*REQUIRED TASK*: Your answer should be a single number: the count of lines holding the word "true".

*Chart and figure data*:

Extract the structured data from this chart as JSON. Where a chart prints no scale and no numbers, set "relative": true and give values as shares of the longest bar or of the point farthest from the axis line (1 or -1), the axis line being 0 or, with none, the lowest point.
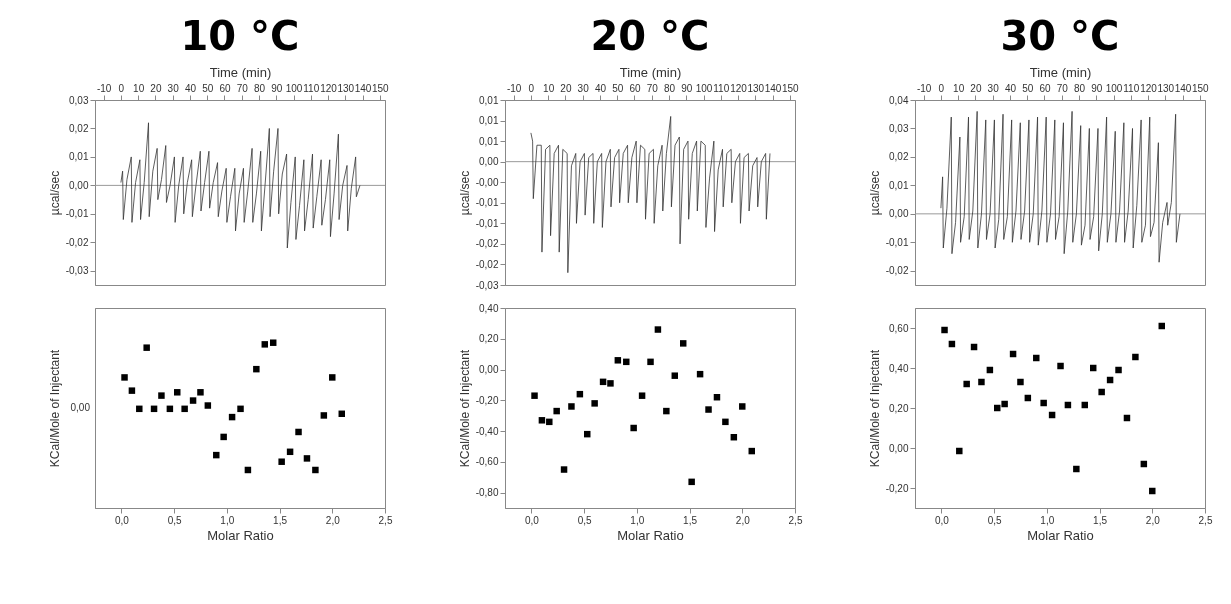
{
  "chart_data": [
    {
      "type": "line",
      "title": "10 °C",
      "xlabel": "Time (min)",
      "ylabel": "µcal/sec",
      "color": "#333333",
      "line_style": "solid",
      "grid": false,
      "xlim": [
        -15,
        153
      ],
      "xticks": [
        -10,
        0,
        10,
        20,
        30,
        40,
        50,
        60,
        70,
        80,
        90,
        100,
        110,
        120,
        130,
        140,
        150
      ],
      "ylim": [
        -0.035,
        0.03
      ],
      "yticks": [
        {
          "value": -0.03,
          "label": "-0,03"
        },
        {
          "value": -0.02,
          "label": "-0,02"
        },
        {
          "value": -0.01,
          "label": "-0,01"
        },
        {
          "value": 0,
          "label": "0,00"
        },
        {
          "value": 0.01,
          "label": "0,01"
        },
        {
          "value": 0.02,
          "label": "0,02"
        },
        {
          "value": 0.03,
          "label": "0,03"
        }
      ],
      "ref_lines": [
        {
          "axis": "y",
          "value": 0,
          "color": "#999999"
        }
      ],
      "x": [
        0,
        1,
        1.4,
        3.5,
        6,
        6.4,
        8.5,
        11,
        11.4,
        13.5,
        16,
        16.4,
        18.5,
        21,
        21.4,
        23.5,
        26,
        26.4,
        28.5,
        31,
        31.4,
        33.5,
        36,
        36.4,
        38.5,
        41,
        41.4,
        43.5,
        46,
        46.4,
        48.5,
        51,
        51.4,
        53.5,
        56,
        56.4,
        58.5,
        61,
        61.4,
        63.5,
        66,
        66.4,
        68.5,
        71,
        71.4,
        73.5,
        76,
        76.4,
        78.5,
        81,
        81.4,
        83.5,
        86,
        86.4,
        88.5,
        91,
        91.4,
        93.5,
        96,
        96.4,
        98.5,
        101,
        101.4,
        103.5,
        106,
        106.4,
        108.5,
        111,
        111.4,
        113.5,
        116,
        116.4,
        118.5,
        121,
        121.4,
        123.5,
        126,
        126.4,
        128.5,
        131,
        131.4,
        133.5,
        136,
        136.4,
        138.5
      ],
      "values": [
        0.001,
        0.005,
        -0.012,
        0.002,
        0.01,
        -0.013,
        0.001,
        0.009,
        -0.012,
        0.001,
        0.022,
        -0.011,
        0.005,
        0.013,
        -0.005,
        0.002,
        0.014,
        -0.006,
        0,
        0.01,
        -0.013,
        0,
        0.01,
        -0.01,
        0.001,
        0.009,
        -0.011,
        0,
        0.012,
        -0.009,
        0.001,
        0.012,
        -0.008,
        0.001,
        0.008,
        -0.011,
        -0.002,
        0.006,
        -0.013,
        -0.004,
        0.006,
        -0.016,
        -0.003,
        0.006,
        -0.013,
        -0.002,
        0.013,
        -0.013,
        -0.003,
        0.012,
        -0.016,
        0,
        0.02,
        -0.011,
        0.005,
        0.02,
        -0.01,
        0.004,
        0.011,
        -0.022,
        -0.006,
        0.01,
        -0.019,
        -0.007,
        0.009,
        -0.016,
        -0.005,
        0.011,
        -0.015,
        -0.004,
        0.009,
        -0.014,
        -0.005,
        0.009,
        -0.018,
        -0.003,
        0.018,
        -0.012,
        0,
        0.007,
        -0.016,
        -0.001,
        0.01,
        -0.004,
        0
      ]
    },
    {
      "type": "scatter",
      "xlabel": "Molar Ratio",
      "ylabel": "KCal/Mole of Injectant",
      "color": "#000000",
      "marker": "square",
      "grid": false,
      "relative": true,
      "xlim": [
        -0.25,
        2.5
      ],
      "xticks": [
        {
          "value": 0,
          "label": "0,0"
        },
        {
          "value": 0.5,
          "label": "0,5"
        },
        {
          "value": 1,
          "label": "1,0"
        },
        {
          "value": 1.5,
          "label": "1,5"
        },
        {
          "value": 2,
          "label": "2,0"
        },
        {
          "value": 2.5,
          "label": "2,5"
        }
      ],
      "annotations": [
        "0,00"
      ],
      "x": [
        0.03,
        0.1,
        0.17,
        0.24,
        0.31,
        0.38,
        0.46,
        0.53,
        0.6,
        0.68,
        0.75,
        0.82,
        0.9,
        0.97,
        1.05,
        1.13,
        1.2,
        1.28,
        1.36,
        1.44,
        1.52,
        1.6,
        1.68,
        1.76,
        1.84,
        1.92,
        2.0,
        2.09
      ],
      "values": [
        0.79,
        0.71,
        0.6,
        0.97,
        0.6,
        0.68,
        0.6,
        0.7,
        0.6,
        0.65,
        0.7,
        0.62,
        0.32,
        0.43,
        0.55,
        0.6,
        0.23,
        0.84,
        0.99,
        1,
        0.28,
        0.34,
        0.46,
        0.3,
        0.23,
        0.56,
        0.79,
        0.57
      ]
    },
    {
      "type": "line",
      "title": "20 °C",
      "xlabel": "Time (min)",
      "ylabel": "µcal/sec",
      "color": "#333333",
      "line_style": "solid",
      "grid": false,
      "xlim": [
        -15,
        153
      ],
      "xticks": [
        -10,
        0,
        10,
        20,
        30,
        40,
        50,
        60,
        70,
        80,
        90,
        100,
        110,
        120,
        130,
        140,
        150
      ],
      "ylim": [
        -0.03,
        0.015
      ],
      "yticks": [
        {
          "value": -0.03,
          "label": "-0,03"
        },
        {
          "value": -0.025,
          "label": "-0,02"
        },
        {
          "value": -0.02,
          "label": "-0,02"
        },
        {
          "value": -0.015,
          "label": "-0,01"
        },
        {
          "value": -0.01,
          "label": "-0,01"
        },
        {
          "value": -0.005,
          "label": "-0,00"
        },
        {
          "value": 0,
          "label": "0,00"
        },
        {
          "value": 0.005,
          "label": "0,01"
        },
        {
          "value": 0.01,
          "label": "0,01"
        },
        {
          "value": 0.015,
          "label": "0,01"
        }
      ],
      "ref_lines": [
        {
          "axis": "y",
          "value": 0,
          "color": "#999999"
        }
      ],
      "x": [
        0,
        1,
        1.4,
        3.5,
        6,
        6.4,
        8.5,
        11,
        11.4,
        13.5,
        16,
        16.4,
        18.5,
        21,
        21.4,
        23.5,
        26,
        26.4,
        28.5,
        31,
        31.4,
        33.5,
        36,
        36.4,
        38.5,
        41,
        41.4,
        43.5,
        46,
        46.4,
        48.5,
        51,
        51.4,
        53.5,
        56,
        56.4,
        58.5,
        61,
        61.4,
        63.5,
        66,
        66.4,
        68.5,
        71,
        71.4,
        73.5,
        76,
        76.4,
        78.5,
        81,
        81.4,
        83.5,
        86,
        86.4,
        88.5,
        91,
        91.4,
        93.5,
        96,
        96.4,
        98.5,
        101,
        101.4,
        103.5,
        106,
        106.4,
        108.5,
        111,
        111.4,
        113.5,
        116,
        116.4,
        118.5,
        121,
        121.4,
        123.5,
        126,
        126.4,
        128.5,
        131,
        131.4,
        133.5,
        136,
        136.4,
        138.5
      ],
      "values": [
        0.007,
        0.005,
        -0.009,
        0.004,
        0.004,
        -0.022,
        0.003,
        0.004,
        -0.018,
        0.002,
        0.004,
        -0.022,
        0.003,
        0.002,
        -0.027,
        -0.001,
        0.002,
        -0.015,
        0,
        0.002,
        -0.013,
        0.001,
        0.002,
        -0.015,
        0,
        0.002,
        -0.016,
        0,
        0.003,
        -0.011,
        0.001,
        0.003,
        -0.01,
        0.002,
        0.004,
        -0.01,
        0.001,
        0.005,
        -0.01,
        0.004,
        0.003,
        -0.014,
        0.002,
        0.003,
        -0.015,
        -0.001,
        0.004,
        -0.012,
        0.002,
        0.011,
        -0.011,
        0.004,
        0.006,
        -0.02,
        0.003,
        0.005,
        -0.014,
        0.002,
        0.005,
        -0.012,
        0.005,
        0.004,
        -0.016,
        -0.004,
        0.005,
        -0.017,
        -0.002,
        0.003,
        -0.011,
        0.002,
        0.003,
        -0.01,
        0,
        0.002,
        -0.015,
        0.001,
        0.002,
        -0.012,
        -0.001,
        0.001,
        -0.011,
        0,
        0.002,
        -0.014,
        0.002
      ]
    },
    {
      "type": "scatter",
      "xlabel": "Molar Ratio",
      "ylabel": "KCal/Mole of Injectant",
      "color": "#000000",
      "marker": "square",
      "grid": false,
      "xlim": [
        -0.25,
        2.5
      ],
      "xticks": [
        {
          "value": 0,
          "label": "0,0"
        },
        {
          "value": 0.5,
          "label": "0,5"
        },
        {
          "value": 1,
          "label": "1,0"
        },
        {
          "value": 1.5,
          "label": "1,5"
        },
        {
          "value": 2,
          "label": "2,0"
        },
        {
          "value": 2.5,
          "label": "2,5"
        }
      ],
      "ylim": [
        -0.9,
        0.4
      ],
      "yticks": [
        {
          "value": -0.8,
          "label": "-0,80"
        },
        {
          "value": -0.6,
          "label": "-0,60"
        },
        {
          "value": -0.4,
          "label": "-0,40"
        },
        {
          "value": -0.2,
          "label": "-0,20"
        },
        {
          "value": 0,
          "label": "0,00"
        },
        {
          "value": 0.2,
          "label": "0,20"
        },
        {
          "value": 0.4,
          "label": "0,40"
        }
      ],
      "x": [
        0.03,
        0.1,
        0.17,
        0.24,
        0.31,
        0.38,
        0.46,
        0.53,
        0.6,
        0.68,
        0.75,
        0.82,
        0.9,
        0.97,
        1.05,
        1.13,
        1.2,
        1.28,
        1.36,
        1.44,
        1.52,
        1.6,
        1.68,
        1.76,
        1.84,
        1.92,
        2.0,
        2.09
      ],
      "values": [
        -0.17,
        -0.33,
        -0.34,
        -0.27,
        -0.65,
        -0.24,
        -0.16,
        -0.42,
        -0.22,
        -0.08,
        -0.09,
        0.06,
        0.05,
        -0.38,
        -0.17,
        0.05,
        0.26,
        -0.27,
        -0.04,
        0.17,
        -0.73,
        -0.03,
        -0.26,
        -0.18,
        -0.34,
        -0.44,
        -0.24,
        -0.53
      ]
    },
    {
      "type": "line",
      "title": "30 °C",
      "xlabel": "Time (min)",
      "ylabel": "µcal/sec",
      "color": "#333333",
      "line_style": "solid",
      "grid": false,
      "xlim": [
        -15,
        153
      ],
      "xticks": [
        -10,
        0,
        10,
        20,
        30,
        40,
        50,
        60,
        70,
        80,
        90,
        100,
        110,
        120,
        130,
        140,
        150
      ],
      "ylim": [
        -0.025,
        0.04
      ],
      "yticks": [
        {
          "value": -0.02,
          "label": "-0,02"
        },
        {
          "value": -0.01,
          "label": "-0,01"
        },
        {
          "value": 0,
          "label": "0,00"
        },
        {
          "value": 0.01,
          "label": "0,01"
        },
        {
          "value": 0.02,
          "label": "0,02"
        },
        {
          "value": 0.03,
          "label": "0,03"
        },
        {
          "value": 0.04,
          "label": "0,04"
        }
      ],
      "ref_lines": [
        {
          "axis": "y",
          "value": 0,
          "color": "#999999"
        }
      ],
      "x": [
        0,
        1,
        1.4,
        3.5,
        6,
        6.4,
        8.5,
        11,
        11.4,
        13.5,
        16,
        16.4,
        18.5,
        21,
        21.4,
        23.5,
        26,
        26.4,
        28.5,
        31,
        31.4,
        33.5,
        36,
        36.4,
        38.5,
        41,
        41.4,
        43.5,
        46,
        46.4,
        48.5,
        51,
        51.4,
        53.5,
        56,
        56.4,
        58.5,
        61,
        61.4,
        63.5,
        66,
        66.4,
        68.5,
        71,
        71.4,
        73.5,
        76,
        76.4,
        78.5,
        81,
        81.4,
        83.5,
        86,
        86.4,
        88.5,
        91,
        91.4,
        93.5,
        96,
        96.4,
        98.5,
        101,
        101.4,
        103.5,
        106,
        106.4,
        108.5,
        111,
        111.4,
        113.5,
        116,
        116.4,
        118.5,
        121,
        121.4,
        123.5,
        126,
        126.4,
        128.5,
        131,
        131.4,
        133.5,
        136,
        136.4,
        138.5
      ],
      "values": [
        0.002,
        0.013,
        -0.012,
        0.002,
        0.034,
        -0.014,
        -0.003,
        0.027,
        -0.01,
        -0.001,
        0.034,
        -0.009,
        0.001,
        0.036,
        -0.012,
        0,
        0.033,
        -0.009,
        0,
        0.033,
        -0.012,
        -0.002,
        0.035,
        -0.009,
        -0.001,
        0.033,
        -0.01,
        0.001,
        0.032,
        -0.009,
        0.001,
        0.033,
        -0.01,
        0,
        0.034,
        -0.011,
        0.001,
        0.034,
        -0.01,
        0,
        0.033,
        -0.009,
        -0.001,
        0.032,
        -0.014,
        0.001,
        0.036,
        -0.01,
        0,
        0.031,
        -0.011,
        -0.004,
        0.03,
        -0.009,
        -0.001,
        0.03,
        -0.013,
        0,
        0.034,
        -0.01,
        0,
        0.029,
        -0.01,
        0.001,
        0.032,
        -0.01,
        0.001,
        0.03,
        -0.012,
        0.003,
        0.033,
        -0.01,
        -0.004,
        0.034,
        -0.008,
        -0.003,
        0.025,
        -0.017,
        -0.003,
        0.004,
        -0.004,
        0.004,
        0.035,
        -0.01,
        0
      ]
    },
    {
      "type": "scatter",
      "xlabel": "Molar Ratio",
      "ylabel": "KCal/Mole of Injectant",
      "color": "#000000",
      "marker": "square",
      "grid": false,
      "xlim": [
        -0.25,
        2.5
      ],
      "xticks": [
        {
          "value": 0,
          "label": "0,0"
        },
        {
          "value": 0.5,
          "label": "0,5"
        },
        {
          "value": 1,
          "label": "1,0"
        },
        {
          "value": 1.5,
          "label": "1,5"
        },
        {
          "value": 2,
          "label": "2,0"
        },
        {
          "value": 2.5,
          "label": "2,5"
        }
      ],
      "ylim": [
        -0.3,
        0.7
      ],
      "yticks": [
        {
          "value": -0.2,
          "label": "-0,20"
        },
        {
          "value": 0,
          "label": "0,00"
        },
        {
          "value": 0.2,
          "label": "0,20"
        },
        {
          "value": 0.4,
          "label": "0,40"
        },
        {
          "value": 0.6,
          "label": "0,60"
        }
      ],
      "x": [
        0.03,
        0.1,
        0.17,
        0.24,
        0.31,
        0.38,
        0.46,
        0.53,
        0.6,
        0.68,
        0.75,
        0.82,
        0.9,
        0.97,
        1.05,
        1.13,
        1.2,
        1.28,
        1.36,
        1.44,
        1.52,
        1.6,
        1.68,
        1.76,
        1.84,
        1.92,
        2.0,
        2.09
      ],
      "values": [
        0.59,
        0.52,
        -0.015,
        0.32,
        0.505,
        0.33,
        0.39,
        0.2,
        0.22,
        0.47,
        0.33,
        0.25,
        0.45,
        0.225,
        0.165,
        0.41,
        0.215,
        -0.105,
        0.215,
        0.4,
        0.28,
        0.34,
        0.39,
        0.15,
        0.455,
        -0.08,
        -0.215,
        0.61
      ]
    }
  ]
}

*COMPLETE ANSWER*: 2